- Task to complete -
Output the full listing below exactly, without the pictures.

- Stored records -
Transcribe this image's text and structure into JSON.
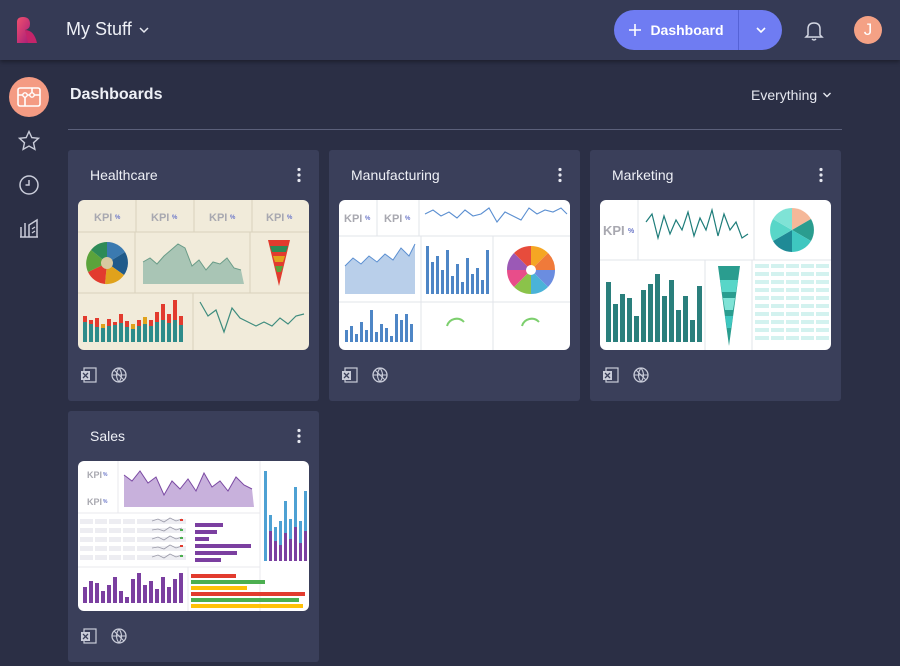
{
  "header": {
    "app_title": "My Stuff",
    "dashboard_button_label": "Dashboard",
    "avatar_initial": "J"
  },
  "sidebar": {
    "items": [
      {
        "icon": "dashboards-icon",
        "active": true
      },
      {
        "icon": "star-icon",
        "active": false
      },
      {
        "icon": "clock-icon",
        "active": false
      },
      {
        "icon": "library-icon",
        "active": false
      }
    ]
  },
  "main": {
    "section_title": "Dashboards",
    "filter_label": "Everything",
    "cards": [
      {
        "title": "Healthcare",
        "thumbnail_bg": "#f1ebda",
        "source_icons": [
          "excel-icon",
          "web-icon"
        ]
      },
      {
        "title": "Manufacturing",
        "thumbnail_bg": "#ffffff",
        "source_icons": [
          "excel-icon",
          "web-icon"
        ]
      },
      {
        "title": "Marketing",
        "thumbnail_bg": "#ffffff",
        "source_icons": [
          "excel-icon",
          "web-icon"
        ]
      },
      {
        "title": "Sales",
        "thumbnail_bg": "#ffffff",
        "source_icons": [
          "excel-icon",
          "web-icon"
        ]
      }
    ]
  },
  "thumbnail_text": {
    "kpi": "KPI",
    "pct": "%"
  },
  "colors": {
    "accent": "#6f7cf2",
    "active_nav": "#f49b83",
    "topbar": "#353a55",
    "background": "#2b2f45",
    "card": "#3a3f5a"
  }
}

- Finished task -
Transcribe this image's text and structure into JSON.
{
  "header": {
    "app_title": "My Stuff",
    "dashboard_button_label": "Dashboard",
    "avatar_initial": "J"
  },
  "sidebar": {
    "items": [
      {
        "icon": "dashboards-icon",
        "active": true
      },
      {
        "icon": "star-icon",
        "active": false
      },
      {
        "icon": "clock-icon",
        "active": false
      },
      {
        "icon": "library-icon",
        "active": false
      }
    ]
  },
  "main": {
    "section_title": "Dashboards",
    "filter_label": "Everything",
    "cards": [
      {
        "title": "Healthcare",
        "thumbnail_bg": "#f1ebda",
        "source_icons": [
          "excel-icon",
          "web-icon"
        ]
      },
      {
        "title": "Manufacturing",
        "thumbnail_bg": "#ffffff",
        "source_icons": [
          "excel-icon",
          "web-icon"
        ]
      },
      {
        "title": "Marketing",
        "thumbnail_bg": "#ffffff",
        "source_icons": [
          "excel-icon",
          "web-icon"
        ]
      },
      {
        "title": "Sales",
        "thumbnail_bg": "#ffffff",
        "source_icons": [
          "excel-icon",
          "web-icon"
        ]
      }
    ]
  },
  "thumbnail_text": {
    "kpi": "KPI",
    "pct": "%"
  },
  "colors": {
    "accent": "#6f7cf2",
    "active_nav": "#f49b83",
    "topbar": "#353a55",
    "background": "#2b2f45",
    "card": "#3a3f5a"
  }
}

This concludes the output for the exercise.